Using the material that follows, identify and copy each line with the string "name".
___ Supplied material ___
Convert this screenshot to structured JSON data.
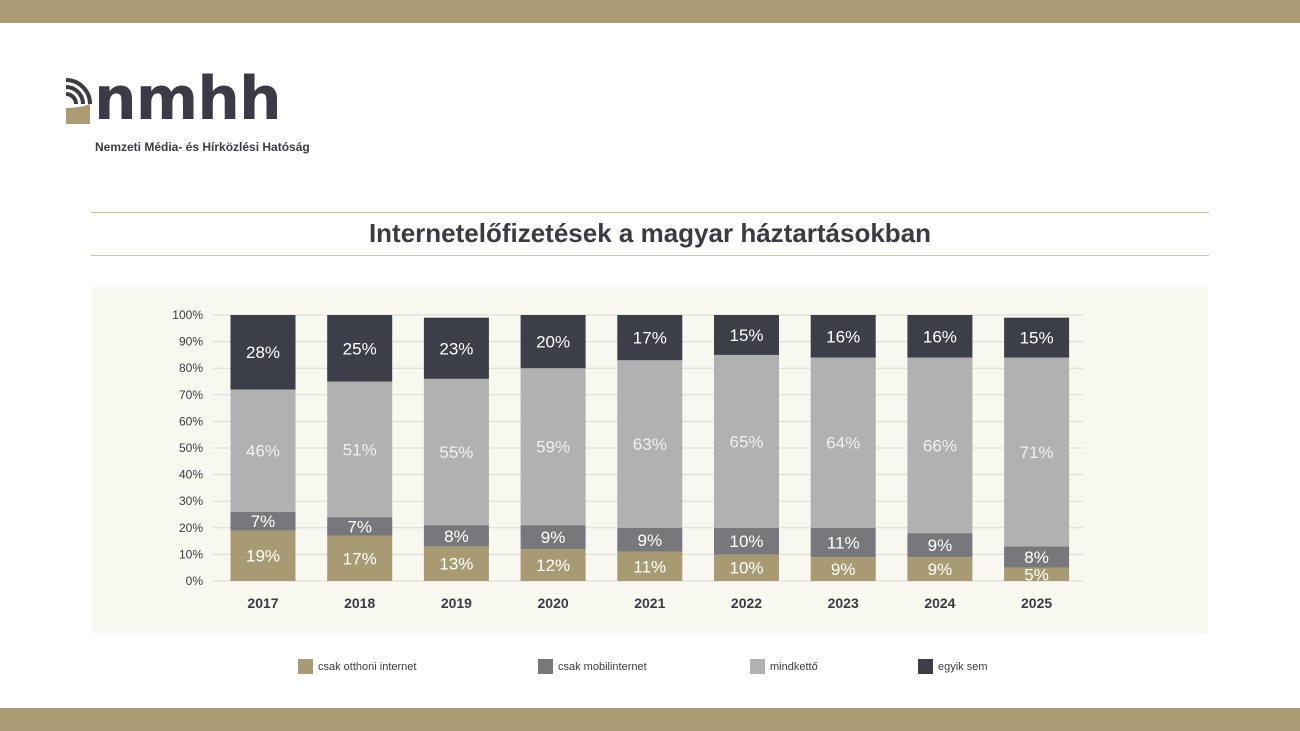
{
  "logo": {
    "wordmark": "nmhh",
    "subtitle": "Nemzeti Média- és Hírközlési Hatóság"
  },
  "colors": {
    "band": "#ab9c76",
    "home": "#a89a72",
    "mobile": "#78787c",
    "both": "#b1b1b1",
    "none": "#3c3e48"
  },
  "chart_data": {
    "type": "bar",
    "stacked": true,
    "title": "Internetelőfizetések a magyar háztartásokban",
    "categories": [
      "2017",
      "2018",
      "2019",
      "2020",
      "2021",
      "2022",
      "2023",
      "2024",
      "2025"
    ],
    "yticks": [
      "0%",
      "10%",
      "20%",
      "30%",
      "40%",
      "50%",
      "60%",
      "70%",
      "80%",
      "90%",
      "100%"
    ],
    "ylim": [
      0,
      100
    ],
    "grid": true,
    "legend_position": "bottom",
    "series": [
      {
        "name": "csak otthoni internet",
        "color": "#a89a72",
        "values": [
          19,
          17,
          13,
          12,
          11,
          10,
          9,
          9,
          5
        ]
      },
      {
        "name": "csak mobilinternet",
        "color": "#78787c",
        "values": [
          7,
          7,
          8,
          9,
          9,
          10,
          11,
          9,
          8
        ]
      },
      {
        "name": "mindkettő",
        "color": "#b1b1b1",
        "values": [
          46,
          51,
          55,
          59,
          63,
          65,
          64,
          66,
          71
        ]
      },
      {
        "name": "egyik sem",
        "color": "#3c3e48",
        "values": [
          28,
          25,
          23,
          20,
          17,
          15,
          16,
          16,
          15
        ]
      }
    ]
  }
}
___
--- In response ---
        "name": "csak otthoni internet",
        "name": "csak mobilinternet",
        "name": "mindkettő",
        "name": "egyik sem",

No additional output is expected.